Pull out each line of the records holding the string "Audio".

[Start of INFORMATION SUPPLIED]

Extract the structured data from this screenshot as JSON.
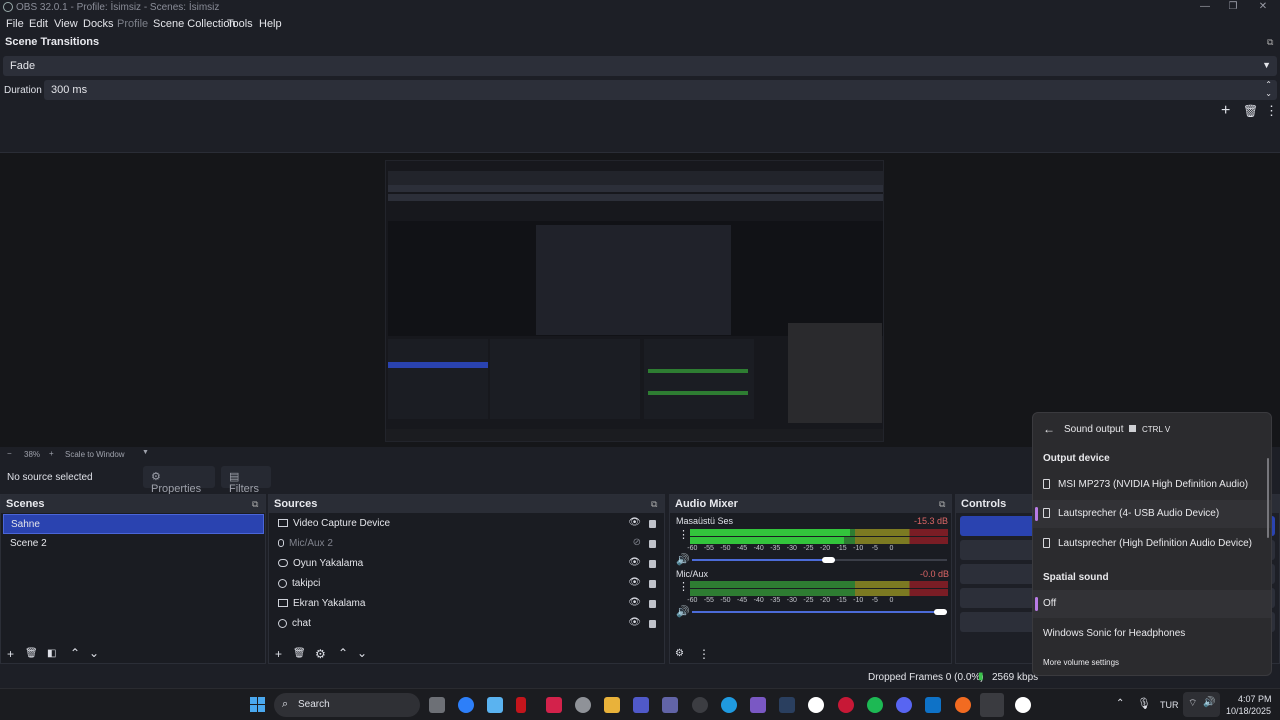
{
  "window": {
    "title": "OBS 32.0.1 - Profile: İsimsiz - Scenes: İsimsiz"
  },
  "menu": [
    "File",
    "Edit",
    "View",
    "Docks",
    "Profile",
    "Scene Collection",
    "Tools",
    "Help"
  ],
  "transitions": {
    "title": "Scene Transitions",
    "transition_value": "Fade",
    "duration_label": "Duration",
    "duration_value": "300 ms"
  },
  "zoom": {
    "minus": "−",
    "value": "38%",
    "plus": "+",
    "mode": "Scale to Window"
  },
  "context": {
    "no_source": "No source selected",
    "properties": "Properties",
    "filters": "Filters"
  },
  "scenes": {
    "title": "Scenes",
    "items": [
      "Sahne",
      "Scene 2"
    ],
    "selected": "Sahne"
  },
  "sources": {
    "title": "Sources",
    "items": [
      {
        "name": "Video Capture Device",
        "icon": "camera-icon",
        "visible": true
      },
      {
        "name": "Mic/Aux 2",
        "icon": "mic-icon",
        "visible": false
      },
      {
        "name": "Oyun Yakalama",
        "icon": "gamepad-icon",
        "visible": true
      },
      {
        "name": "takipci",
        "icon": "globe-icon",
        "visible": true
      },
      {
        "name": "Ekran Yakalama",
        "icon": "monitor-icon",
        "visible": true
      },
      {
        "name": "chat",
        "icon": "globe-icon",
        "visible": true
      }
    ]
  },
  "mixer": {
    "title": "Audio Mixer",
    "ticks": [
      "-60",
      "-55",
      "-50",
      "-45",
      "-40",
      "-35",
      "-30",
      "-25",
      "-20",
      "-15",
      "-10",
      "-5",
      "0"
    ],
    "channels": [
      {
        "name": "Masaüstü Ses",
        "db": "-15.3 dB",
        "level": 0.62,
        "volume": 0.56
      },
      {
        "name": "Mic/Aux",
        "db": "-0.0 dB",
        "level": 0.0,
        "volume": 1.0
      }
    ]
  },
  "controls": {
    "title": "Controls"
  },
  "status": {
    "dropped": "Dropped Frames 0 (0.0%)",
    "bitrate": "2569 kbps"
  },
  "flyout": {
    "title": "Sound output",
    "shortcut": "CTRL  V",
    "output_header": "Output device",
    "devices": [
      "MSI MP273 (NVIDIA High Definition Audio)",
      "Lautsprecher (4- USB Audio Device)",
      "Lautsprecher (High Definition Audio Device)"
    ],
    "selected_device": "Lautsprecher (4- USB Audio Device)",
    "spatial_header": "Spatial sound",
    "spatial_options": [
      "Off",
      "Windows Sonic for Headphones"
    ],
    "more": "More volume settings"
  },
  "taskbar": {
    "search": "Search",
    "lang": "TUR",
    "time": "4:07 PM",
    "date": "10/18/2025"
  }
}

[End of INFORMATION SUPPLIED]
[Start of INFORMATION SUPPLIED]

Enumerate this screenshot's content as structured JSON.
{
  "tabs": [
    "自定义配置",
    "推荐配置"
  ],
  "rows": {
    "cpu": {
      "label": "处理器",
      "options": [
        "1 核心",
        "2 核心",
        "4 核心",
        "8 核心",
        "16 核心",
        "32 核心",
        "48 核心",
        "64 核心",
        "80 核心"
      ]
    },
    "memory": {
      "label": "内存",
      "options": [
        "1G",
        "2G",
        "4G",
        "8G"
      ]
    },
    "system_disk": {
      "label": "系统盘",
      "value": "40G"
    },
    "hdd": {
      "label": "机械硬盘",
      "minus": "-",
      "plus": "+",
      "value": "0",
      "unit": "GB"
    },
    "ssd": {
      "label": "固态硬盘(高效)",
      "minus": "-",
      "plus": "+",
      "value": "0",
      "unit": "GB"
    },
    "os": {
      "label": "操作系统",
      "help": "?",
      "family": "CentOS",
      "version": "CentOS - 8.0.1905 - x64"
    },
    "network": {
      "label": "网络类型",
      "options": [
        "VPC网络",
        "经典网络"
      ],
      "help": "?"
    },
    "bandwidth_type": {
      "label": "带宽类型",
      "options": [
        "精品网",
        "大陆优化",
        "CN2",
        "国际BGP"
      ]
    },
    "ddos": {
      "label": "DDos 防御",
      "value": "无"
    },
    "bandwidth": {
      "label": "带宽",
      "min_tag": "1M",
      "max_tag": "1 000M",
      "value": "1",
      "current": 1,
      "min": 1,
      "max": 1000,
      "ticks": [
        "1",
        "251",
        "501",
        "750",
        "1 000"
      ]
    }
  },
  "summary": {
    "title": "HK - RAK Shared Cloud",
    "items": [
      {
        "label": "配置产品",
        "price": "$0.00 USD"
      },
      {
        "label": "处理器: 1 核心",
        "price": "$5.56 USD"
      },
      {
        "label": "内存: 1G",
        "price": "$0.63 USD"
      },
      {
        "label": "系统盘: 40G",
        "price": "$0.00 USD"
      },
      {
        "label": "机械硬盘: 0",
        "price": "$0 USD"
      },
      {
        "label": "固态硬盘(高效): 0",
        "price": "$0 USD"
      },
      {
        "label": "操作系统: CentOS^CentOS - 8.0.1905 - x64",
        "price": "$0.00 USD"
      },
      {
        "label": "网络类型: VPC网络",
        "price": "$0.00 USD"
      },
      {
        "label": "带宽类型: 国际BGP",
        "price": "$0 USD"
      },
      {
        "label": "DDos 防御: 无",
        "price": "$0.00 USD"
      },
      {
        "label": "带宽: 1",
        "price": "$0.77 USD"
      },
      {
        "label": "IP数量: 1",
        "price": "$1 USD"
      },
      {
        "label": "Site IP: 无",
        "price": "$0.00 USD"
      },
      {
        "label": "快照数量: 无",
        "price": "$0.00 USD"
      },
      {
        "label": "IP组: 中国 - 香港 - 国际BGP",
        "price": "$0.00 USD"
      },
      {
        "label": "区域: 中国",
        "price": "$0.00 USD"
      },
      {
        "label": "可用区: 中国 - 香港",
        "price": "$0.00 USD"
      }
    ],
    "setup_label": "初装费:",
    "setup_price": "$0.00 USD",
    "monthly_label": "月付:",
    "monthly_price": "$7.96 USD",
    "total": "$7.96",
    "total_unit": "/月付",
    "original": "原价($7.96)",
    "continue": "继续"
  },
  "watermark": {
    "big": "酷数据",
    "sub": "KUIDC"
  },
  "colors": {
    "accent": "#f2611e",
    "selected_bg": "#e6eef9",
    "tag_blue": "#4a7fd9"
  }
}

[End of INFORMATION SUPPLIED]

> [FULL ANSWER]:
    "title": "Audio Mixer",
      "MSI MP273 (NVIDIA High Definition Audio)",
      "Lautsprecher (4- USB Audio Device)",
      "Lautsprecher (High Definition Audio Device)"
    "selected_device": "Lautsprecher (4- USB Audio Device)",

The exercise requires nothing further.